### [What you need to do]
Look through the data below. Show each line where the string "color" occurs.

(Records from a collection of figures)

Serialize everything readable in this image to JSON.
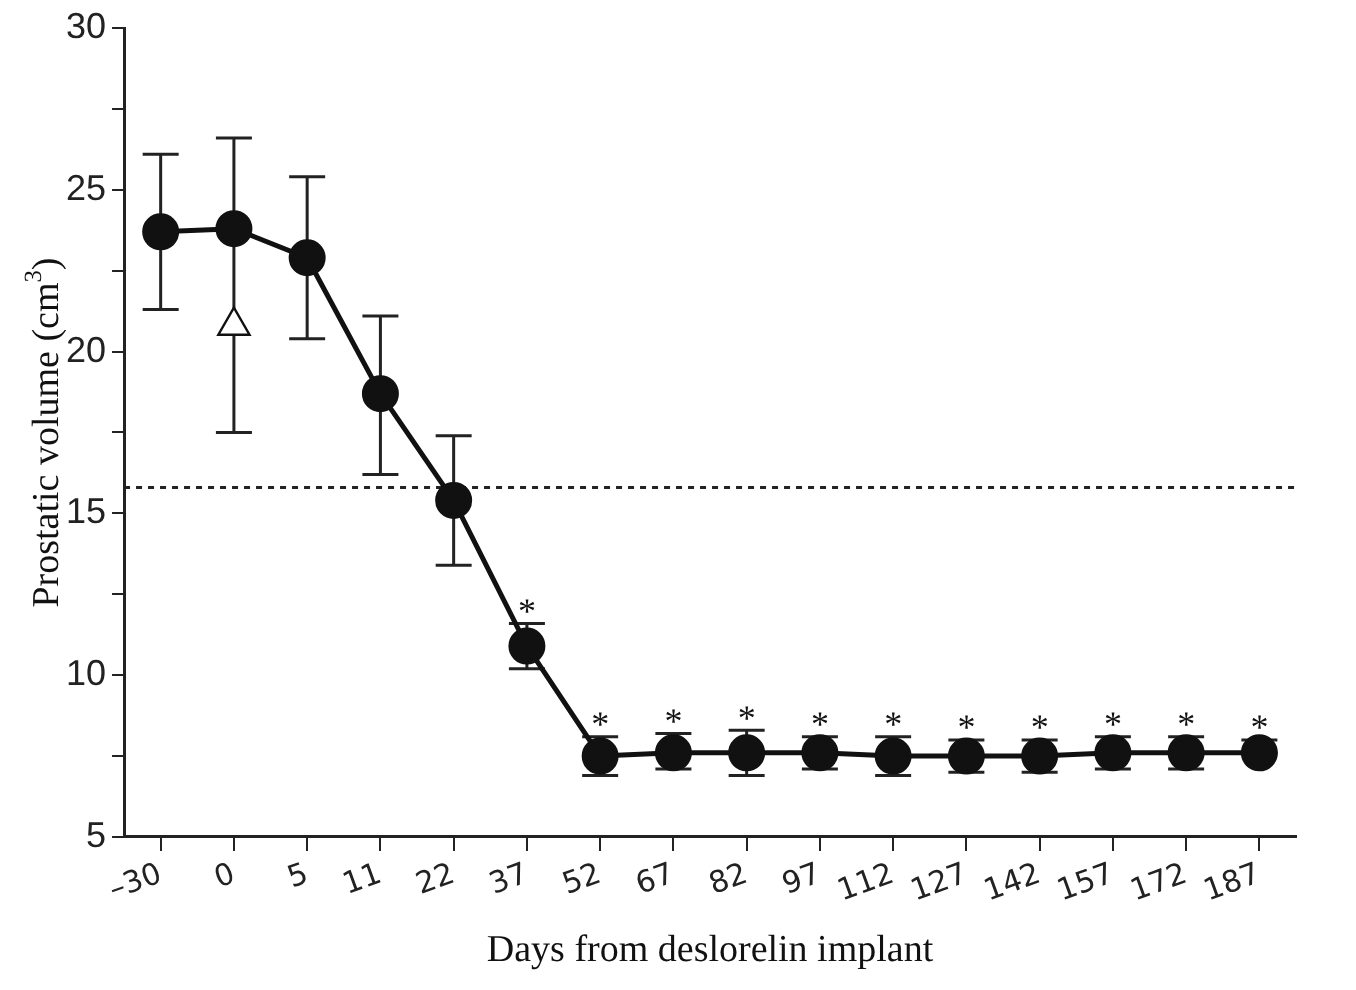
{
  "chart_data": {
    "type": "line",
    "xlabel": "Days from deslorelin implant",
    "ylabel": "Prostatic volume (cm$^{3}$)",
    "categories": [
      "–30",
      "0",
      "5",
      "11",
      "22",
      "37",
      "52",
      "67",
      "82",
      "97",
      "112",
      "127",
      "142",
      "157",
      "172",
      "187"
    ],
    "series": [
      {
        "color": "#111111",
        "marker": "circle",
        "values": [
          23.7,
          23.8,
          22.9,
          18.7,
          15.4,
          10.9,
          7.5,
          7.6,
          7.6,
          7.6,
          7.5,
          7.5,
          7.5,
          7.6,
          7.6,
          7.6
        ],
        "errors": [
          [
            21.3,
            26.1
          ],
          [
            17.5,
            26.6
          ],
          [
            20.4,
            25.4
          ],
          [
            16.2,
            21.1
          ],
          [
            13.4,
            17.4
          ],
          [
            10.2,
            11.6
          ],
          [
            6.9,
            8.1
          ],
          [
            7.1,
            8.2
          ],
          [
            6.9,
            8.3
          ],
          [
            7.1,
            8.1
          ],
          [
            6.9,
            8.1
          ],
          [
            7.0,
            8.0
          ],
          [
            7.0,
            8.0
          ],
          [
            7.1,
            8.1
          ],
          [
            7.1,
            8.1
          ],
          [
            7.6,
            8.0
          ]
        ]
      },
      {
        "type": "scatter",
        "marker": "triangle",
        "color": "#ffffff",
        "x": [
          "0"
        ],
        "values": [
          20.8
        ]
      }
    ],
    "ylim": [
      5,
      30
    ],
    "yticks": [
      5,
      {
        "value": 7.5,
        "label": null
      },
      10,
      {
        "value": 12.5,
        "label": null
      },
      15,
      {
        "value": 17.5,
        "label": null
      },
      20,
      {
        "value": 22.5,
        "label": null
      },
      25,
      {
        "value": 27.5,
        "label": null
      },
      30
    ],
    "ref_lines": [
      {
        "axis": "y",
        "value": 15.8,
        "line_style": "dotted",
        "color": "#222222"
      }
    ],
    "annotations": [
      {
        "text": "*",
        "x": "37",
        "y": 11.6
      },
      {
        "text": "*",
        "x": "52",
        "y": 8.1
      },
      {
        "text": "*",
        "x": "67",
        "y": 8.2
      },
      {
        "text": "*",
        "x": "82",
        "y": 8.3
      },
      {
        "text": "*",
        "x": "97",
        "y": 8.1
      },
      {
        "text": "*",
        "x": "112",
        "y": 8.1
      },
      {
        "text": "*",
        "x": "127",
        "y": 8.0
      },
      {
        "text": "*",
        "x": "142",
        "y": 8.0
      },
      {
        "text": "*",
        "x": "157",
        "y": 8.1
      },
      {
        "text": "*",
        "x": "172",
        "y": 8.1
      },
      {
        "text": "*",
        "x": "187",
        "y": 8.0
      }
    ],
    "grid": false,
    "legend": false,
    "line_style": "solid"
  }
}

* * *

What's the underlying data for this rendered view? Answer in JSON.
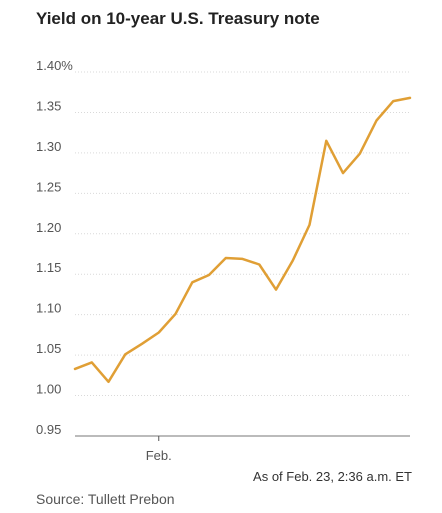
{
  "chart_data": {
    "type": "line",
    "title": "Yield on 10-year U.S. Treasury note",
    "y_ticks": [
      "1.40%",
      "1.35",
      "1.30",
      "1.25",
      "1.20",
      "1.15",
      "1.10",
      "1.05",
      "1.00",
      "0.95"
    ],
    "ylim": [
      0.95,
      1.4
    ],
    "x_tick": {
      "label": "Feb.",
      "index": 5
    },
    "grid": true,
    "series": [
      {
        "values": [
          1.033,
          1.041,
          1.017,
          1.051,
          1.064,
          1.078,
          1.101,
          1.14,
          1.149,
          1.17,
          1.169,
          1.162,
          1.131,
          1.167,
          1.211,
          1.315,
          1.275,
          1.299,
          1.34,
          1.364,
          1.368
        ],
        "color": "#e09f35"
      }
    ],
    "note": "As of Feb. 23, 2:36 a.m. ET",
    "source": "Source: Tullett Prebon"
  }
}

### [Written answer]
        "color": "#111111",
        "color": "#ffffff",
        "color": "#222222"
        "color": "#e09f35"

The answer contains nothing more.